After the description of the new binary method,
a verification study that compares the binary solver
to the Chebyshev Rational Approximation Method (CRAM). The comparison
between CRAM and the binary solver demonstrates that the method is
well within floating point precision for most nuclides and times.
\end{abstract}
\keywords{bateman, decay, cram, pyne}

\section{INTRODUCTION}
\label{sec-intro}
The Bateman equations \cite{bateman1910solution} governing radioactive decay are an
important subexpression
of the generalized transmutation equations. In many cases, it is desirable to compute
decay on its own, outside of the presence of any neutron or photon field. In this
case, radioactive decay is a function solely of intrinsic physical parameters:
half-lives, branch ratios, and fission product yields. This document recasts the
Bateman equations into a form that is better suited for computation than
the traditional expression. Unlike previous work along these lines
\cite{scopatz2015decay}, the formulation presented here aims to remove the
assumption that the nuclear data is well-behaved.

The fundamental nuclear data is not well-behaved. There are degeneracies in
half-lives. There are cases where prominent nuclides (such as U-238) are
almost stable relative to floating point precision. Since these issues
cannot be tackled in the data itself, they must be handled by the
mathematics. The standard Bateman equations are acceptable for the
vast majority of nuclide decays. However, this work presents modifications
to the standard equations for those limiting cases where usual solution
falls apart.

============

*What is required*.
Echo the passage on the Bateman equations word for word, from "After the description" to "nuclides and times.".

*Bounding box entries*.

============

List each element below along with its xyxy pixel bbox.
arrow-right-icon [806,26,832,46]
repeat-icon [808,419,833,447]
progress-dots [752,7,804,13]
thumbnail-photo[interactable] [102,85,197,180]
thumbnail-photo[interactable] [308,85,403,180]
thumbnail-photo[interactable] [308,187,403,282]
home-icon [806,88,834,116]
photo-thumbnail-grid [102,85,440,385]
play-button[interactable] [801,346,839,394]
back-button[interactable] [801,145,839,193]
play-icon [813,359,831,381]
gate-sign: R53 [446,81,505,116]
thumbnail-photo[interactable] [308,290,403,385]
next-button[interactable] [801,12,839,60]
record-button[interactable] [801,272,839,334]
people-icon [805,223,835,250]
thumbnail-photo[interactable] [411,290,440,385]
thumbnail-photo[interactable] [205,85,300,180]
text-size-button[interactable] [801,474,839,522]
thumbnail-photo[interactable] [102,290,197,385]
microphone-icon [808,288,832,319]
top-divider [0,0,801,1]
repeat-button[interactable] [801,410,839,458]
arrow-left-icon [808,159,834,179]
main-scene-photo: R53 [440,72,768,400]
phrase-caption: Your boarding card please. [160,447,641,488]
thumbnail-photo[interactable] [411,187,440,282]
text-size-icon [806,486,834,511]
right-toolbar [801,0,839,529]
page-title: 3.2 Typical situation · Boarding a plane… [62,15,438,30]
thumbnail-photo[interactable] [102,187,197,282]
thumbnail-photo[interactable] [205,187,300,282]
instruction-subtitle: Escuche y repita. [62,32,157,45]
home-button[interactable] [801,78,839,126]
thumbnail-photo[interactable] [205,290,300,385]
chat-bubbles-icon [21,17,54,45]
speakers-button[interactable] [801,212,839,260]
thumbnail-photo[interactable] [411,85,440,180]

============

*Answer*.
After the description of the new binary method,
a verification study that compares the binary solver
to the Chebyshev Rational Approximation Method (CRAM). The comparison
between CRAM and the binary solver demonstrates that the method is
well within floating point precision for most nuclides and times.